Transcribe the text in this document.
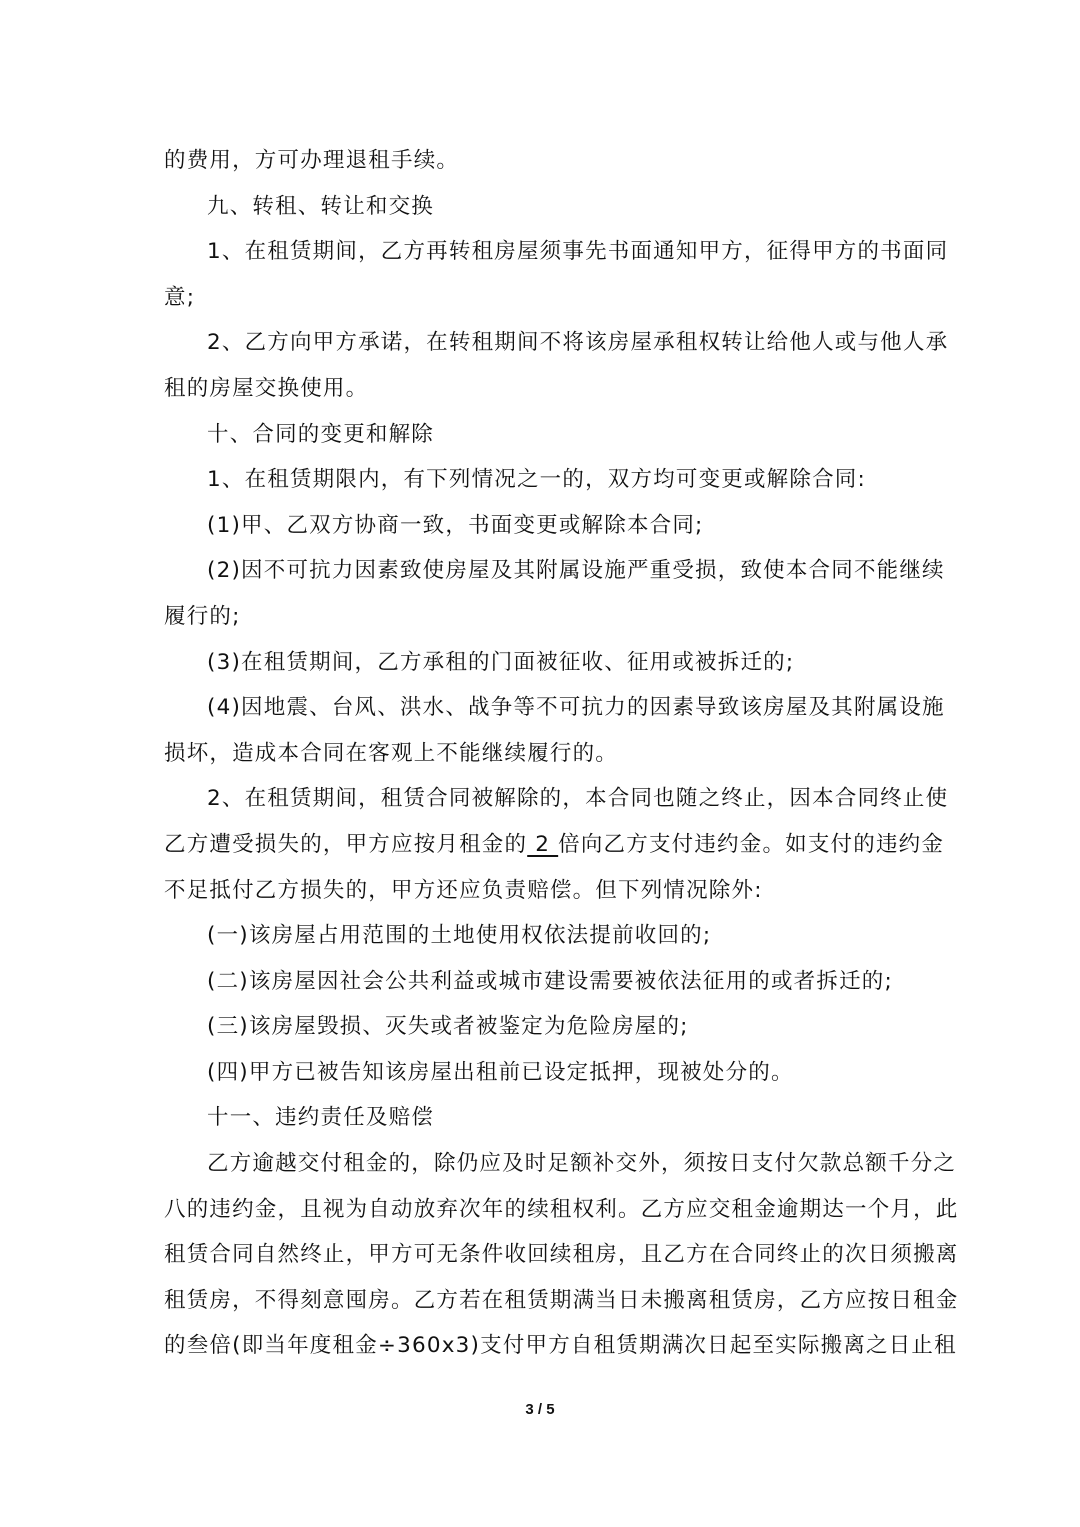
的费用，方可办理退租手续。
九、转租、转让和交换
1、在租赁期间，乙方再转租房屋须事先书面通知甲方，征得甲方的书面同
意;
2、乙方向甲方承诺，在转租期间不将该房屋承租权转让给他人或与他人承
租的房屋交换使用。
十、合同的变更和解除
1、在租赁期限内，有下列情况之一的，双方均可变更或解除合同:
(1)甲、乙双方协商一致，书面变更或解除本合同;
(2)因不可抗力因素致使房屋及其附属设施严重受损，致使本合同不能继续
履行的;
(3)在租赁期间，乙方承租的门面被征收、征用或被拆迁的;
(4)因地震、台风、洪水、战争等不可抗力的因素导致该房屋及其附属设施
损坏，造成本合同在客观上不能继续履行的。
2、在租赁期间，租赁合同被解除的，本合同也随之终止，因本合同终止使
乙方遭受损失的，甲方应按月租金的 2 倍向乙方支付违约金。如支付的违约金
不足抵付乙方损失的，甲方还应负责赔偿。但下列情况除外:
(一)该房屋占用范围的土地使用权依法提前收回的;
(二)该房屋因社会公共利益或城市建设需要被依法征用的或者拆迁的;
(三)该房屋毁损、灭失或者被鉴定为危险房屋的;
(四)甲方已被告知该房屋出租前已设定抵押，现被处分的。
十一、违约责任及赔偿
乙方逾越交付租金的，除仍应及时足额补交外，须按日支付欠款总额千分之
八的违约金，且视为自动放弃次年的续租权利。乙方应交租金逾期达一个月，此
租赁合同自然终止，甲方可无条件收回续租房，且乙方在合同终止的次日须搬离
租赁房，不得刻意囤房。乙方若在租赁期满当日未搬离租赁房，乙方应按日租金
的叁倍(即当年度租金÷360x3)支付甲方自租赁期满次日起至实际搬离之日止租
3 / 5
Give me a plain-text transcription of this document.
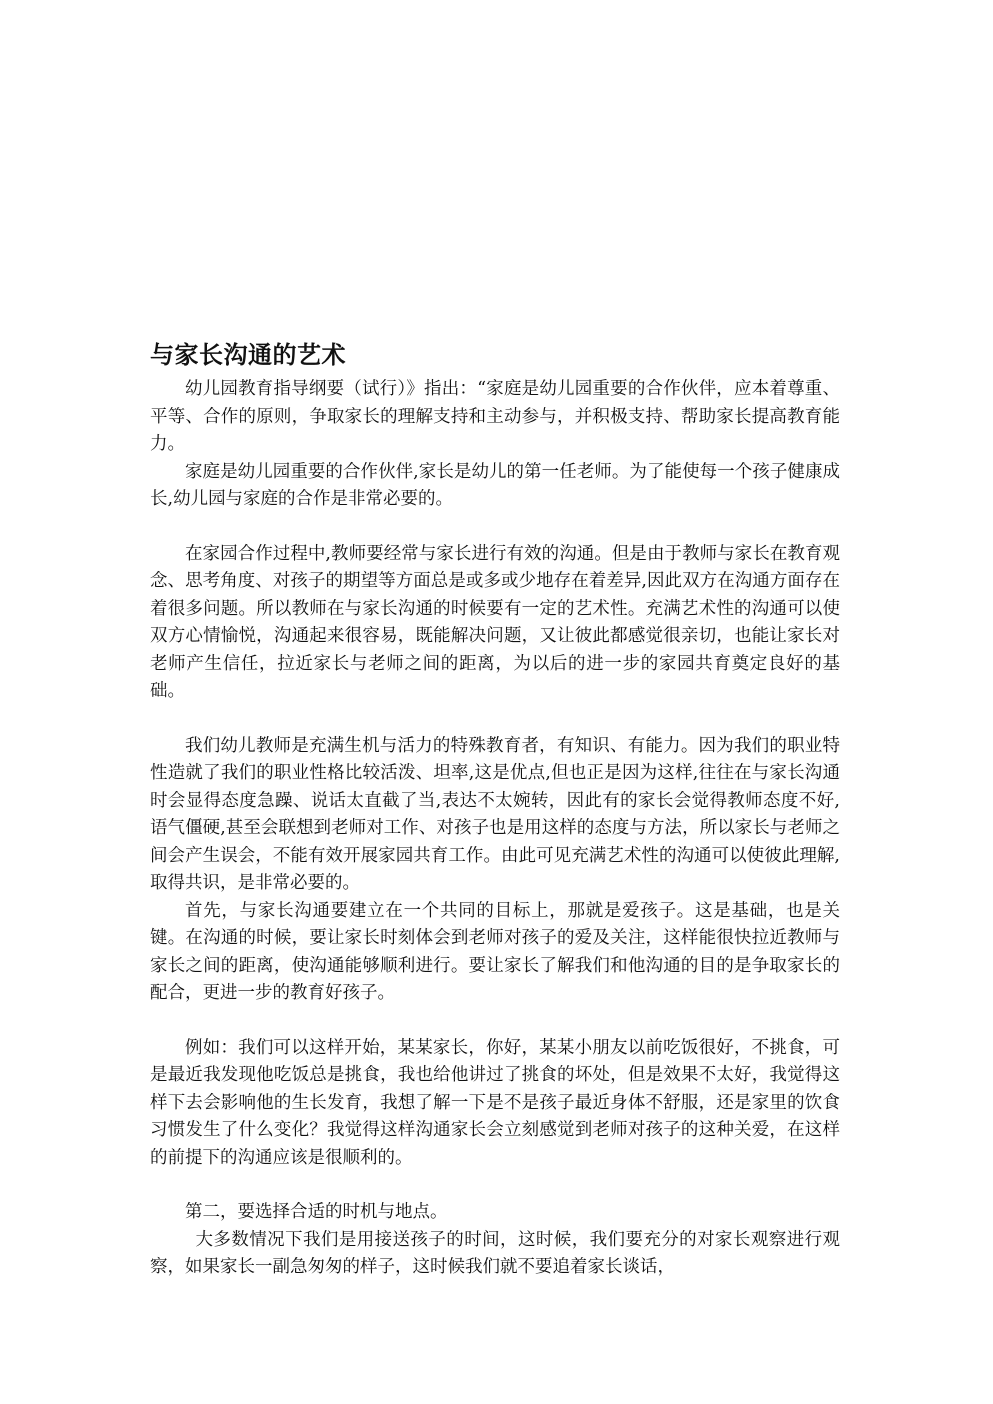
与家长沟通的艺术

幼儿园教育指导纲要（试行）》指出：“家庭是幼儿园重要的合作伙伴，应本着尊重、平等、合作的原则，争取家长的理解支持和主动参与，并积极支持、帮助家长提高教育能力。

家庭是幼儿园重要的合作伙伴,家长是幼儿的第一任老师。为了能使每一个孩子健康成长,幼儿园与家庭的合作是非常必要的。

在家园合作过程中,教师要经常与家长进行有效的沟通。但是由于教师与家长在教育观念、思考角度、对孩子的期望等方面总是或多或少地存在着差异,因此双方在沟通方面存在着很多问题。所以教师在与家长沟通的时候要有一定的艺术性。充满艺术性的沟通可以使双方心情愉悦，沟通起来很容易，既能解决问题，又让彼此都感觉很亲切，也能让家长对老师产生信任，拉近家长与老师之间的距离，为以后的进一步的家园共育奠定良好的基础。

我们幼儿教师是充满生机与活力的特殊教育者，有知识、有能力。因为我们的职业特性造就了我们的职业性格比较活泼、坦率,这是优点,但也正是因为这样,往往在与家长沟通时会显得态度急躁、说话太直截了当,表达不太婉转，因此有的家长会觉得教师态度不好,语气僵硬,甚至会联想到老师对工作、对孩子也是用这样的态度与方法，所以家长与老师之间会产生误会，不能有效开展家园共育工作。由此可见充满艺术性的沟通可以使彼此理解,取得共识，是非常必要的。

首先，与家长沟通要建立在一个共同的目标上，那就是爱孩子。这是基础，也是关键。在沟通的时候，要让家长时刻体会到老师对孩子的爱及关注，这样能很快拉近教师与家长之间的距离，使沟通能够顺利进行。要让家长了解我们和他沟通的目的是争取家长的配合，更进一步的教育好孩子。

例如：我们可以这样开始，某某家长，你好，某某小朋友以前吃饭很好，不挑食，可是最近我发现他吃饭总是挑食，我也给他讲过了挑食的坏处，但是效果不太好，我觉得这样下去会影响他的生长发育，我想了解一下是不是孩子最近身体不舒服，还是家里的饮食习惯发生了什么变化？我觉得这样沟通家长会立刻感觉到老师对孩子的这种关爱，在这样的前提下的沟通应该是很顺利的。

第二，要选择合适的时机与地点。

大多数情况下我们是用接送孩子的时间，这时候，我们要充分的对家长观察进行观察，如果家长一副急匆匆的样子，这时候我们就不要追着家长谈话，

Brief
Reproduce all of the material above word for word. Omit the pictures.

The answer
Transcribe the text in this document.
的费用，方可办理退租手续。
九、转租、转让和交换
1、在租赁期间，乙方再转租房屋须事先书面通知甲方，征得甲方的书面同
意;
2、乙方向甲方承诺，在转租期间不将该房屋承租权转让给他人或与他人承
租的房屋交换使用。
十、合同的变更和解除
1、在租赁期限内，有下列情况之一的，双方均可变更或解除合同:
(1)甲、乙双方协商一致，书面变更或解除本合同;
(2)因不可抗力因素致使房屋及其附属设施严重受损，致使本合同不能继续
履行的;
(3)在租赁期间，乙方承租的门面被征收、征用或被拆迁的;
(4)因地震、台风、洪水、战争等不可抗力的因素导致该房屋及其附属设施
损坏，造成本合同在客观上不能继续履行的。
2、在租赁期间，租赁合同被解除的，本合同也随之终止，因本合同终止使
乙方遭受损失的，甲方应按月租金的 2 倍向乙方支付违约金。如支付的违约金
不足抵付乙方损失的，甲方还应负责赔偿。但下列情况除外:
(一)该房屋占用范围的土地使用权依法提前收回的;
(二)该房屋因社会公共利益或城市建设需要被依法征用的或者拆迁的;
(三)该房屋毁损、灭失或者被鉴定为危险房屋的;
(四)甲方已被告知该房屋出租前已设定抵押，现被处分的。
十一、违约责任及赔偿
乙方逾越交付租金的，除仍应及时足额补交外，须按日支付欠款总额千分之
八的违约金，且视为自动放弃次年的续租权利。乙方应交租金逾期达一个月，此
租赁合同自然终止，甲方可无条件收回续租房，且乙方在合同终止的次日须搬离
租赁房，不得刻意囤房。乙方若在租赁期满当日未搬离租赁房，乙方应按日租金
的叁倍(即当年度租金÷360x3)支付甲方自租赁期满次日起至实际搬离之日止租
3 / 5
Give me a plain-text transcription of this document.
与家长沟通的艺术

幼儿园教育指导纲要（试行）》指出：“家庭是幼儿园重要的合作伙伴，应本着尊重、平等、合作的原则，争取家长的理解支持和主动参与，并积极支持、帮助家长提高教育能力。

家庭是幼儿园重要的合作伙伴,家长是幼儿的第一任老师。为了能使每一个孩子健康成长,幼儿园与家庭的合作是非常必要的。

在家园合作过程中,教师要经常与家长进行有效的沟通。但是由于教师与家长在教育观念、思考角度、对孩子的期望等方面总是或多或少地存在着差异,因此双方在沟通方面存在着很多问题。所以教师在与家长沟通的时候要有一定的艺术性。充满艺术性的沟通可以使双方心情愉悦，沟通起来很容易，既能解决问题，又让彼此都感觉很亲切，也能让家长对老师产生信任，拉近家长与老师之间的距离，为以后的进一步的家园共育奠定良好的基础。

我们幼儿教师是充满生机与活力的特殊教育者，有知识、有能力。因为我们的职业特性造就了我们的职业性格比较活泼、坦率,这是优点,但也正是因为这样,往往在与家长沟通时会显得态度急躁、说话太直截了当,表达不太婉转，因此有的家长会觉得教师态度不好,语气僵硬,甚至会联想到老师对工作、对孩子也是用这样的态度与方法，所以家长与老师之间会产生误会，不能有效开展家园共育工作。由此可见充满艺术性的沟通可以使彼此理解,取得共识，是非常必要的。

首先，与家长沟通要建立在一个共同的目标上，那就是爱孩子。这是基础，也是关键。在沟通的时候，要让家长时刻体会到老师对孩子的爱及关注，这样能很快拉近教师与家长之间的距离，使沟通能够顺利进行。要让家长了解我们和他沟通的目的是争取家长的配合，更进一步的教育好孩子。

例如：我们可以这样开始，某某家长，你好，某某小朋友以前吃饭很好，不挑食，可是最近我发现他吃饭总是挑食，我也给他讲过了挑食的坏处，但是效果不太好，我觉得这样下去会影响他的生长发育，我想了解一下是不是孩子最近身体不舒服，还是家里的饮食习惯发生了什么变化？我觉得这样沟通家长会立刻感觉到老师对孩子的这种关爱，在这样的前提下的沟通应该是很顺利的。

第二，要选择合适的时机与地点。

大多数情况下我们是用接送孩子的时间，这时候，我们要充分的对家长观察进行观察，如果家长一副急匆匆的样子，这时候我们就不要追着家长谈话，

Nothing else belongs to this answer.